## Requirement
Extract every line of the material below and reproduce it faithfully.

Figure dataset records:
━━━━━━

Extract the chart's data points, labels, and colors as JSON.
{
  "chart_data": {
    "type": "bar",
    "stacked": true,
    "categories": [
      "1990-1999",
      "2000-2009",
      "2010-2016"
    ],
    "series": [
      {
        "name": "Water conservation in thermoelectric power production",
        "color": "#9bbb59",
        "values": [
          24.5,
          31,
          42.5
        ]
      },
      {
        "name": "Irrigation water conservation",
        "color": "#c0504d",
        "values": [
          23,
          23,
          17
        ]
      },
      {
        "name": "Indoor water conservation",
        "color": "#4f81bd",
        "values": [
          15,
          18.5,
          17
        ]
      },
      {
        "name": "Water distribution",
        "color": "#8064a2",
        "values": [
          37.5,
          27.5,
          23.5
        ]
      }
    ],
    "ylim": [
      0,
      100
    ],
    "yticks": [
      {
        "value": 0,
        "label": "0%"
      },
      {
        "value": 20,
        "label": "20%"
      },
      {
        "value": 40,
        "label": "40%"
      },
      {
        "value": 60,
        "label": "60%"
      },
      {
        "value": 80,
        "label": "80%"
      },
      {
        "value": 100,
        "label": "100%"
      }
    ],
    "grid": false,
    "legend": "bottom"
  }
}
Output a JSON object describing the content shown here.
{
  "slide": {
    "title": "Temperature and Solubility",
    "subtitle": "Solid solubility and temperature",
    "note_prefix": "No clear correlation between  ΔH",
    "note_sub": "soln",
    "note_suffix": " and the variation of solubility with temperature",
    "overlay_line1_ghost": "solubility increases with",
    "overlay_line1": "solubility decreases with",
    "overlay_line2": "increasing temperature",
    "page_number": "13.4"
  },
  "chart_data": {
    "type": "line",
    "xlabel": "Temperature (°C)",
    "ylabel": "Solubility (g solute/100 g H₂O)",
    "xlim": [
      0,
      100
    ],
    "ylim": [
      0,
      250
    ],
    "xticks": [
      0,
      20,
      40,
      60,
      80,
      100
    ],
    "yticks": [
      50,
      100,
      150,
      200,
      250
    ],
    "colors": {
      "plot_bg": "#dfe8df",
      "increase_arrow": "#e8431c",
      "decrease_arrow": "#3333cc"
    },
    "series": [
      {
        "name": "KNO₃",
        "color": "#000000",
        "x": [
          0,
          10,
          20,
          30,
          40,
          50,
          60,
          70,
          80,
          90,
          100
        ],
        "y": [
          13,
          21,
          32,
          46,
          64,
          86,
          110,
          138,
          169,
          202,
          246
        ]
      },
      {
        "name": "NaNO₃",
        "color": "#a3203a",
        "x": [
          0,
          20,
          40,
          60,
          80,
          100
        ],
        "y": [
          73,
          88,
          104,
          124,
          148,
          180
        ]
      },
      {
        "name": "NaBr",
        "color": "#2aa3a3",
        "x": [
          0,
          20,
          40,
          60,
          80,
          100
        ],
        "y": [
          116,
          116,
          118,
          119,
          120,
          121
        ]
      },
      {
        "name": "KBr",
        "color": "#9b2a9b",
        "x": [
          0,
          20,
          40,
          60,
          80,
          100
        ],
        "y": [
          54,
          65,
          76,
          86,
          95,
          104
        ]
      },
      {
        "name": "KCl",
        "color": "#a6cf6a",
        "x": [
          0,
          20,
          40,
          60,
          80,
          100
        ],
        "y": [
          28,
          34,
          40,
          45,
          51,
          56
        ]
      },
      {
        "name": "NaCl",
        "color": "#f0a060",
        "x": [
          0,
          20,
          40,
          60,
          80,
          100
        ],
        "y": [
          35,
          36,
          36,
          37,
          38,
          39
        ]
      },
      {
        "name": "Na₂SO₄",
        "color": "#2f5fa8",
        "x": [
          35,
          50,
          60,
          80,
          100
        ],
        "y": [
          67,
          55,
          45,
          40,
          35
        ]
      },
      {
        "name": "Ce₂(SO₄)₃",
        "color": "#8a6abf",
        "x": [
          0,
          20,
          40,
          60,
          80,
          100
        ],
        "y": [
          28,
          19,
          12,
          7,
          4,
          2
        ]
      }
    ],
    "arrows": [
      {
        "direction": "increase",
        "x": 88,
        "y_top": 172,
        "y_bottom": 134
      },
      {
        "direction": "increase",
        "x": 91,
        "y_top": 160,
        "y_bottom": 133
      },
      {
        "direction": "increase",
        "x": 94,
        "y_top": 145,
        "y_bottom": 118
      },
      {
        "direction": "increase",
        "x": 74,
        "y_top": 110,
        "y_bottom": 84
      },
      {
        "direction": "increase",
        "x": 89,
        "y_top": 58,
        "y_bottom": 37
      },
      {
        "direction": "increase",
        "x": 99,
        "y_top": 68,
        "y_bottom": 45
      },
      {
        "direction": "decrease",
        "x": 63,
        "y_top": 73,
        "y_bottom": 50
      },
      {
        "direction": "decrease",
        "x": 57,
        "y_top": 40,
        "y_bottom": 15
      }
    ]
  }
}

━━━━━━

## Output of the exercise
Extract the chart's data points, labels, and colors as JSON.
{
  "chart_data": {
    "type": "bar",
    "stacked": true,
    "categories": [
      "1990-1999",
      "2000-2009",
      "2010-2016"
    ],
    "series": [
      {
        "name": "Water conservation in thermoelectric power production",
        "color": "#9bbb59",
        "values": [
          24.5,
          31,
          42.5
        ]
      },
      {
        "name": "Irrigation water conservation",
        "color": "#c0504d",
        "values": [
          23,
          23,
          17
        ]
      },
      {
        "name": "Indoor water conservation",
        "color": "#4f81bd",
        "values": [
          15,
          18.5,
          17
        ]
      },
      {
        "name": "Water distribution",
        "color": "#8064a2",
        "values": [
          37.5,
          27.5,
          23.5
        ]
      }
    ],
    "ylim": [
      0,
      100
    ],
    "yticks": [
      {
        "value": 0,
        "label": "0%"
      },
      {
        "value": 20,
        "label": "20%"
      },
      {
        "value": 40,
        "label": "40%"
      },
      {
        "value": 60,
        "label": "60%"
      },
      {
        "value": 80,
        "label": "80%"
      },
      {
        "value": 100,
        "label": "100%"
      }
    ],
    "grid": false,
    "legend": "bottom"
  }
}
Output a JSON object describing the content shown here.
{
  "slide": {
    "title": "Temperature and Solubility",
    "subtitle": "Solid solubility and temperature",
    "note_prefix": "No clear correlation between  ΔH",
    "note_sub": "soln",
    "note_suffix": " and the variation of solubility with temperature",
    "overlay_line1_ghost": "solubility increases with",
    "overlay_line1": "solubility decreases with",
    "overlay_line2": "increasing temperature",
    "page_number": "13.4"
  },
  "chart_data": {
    "type": "line",
    "xlabel": "Temperature (°C)",
    "ylabel": "Solubility (g solute/100 g H₂O)",
    "xlim": [
      0,
      100
    ],
    "ylim": [
      0,
      250
    ],
    "xticks": [
      0,
      20,
      40,
      60,
      80,
      100
    ],
    "yticks": [
      50,
      100,
      150,
      200,
      250
    ],
    "colors": {
      "plot_bg": "#dfe8df",
      "increase_arrow": "#e8431c",
      "decrease_arrow": "#3333cc"
    },
    "series": [
      {
        "name": "KNO₃",
        "color": "#000000",
        "x": [
          0,
          10,
          20,
          30,
          40,
          50,
          60,
          70,
          80,
          90,
          100
        ],
        "y": [
          13,
          21,
          32,
          46,
          64,
          86,
          110,
          138,
          169,
          202,
          246
        ]
      },
      {
        "name": "NaNO₃",
        "color": "#a3203a",
        "x": [
          0,
          20,
          40,
          60,
          80,
          100
        ],
        "y": [
          73,
          88,
          104,
          124,
          148,
          180
        ]
      },
      {
        "name": "NaBr",
        "color": "#2aa3a3",
        "x": [
          0,
          20,
          40,
          60,
          80,
          100
        ],
        "y": [
          116,
          116,
          118,
          119,
          120,
          121
        ]
      },
      {
        "name": "KBr",
        "color": "#9b2a9b",
        "x": [
          0,
          20,
          40,
          60,
          80,
          100
        ],
        "y": [
          54,
          65,
          76,
          86,
          95,
          104
        ]
      },
      {
        "name": "KCl",
        "color": "#a6cf6a",
        "x": [
          0,
          20,
          40,
          60,
          80,
          100
        ],
        "y": [
          28,
          34,
          40,
          45,
          51,
          56
        ]
      },
      {
        "name": "NaCl",
        "color": "#f0a060",
        "x": [
          0,
          20,
          40,
          60,
          80,
          100
        ],
        "y": [
          35,
          36,
          36,
          37,
          38,
          39
        ]
      },
      {
        "name": "Na₂SO₄",
        "color": "#2f5fa8",
        "x": [
          35,
          50,
          60,
          80,
          100
        ],
        "y": [
          67,
          55,
          45,
          40,
          35
        ]
      },
      {
        "name": "Ce₂(SO₄)₃",
        "color": "#8a6abf",
        "x": [
          0,
          20,
          40,
          60,
          80,
          100
        ],
        "y": [
          28,
          19,
          12,
          7,
          4,
          2
        ]
      }
    ],
    "arrows": [
      {
        "direction": "increase",
        "x": 88,
        "y_top": 172,
        "y_bottom": 134
      },
      {
        "direction": "increase",
        "x": 91,
        "y_top": 160,
        "y_bottom": 133
      },
      {
        "direction": "increase",
        "x": 94,
        "y_top": 145,
        "y_bottom": 118
      },
      {
        "direction": "increase",
        "x": 74,
        "y_top": 110,
        "y_bottom": 84
      },
      {
        "direction": "increase",
        "x": 89,
        "y_top": 58,
        "y_bottom": 37
      },
      {
        "direction": "increase",
        "x": 99,
        "y_top": 68,
        "y_bottom": 45
      },
      {
        "direction": "decrease",
        "x": 63,
        "y_top": 73,
        "y_bottom": 50
      },
      {
        "direction": "decrease",
        "x": 57,
        "y_top": 40,
        "y_bottom": 15
      }
    ]
  }
}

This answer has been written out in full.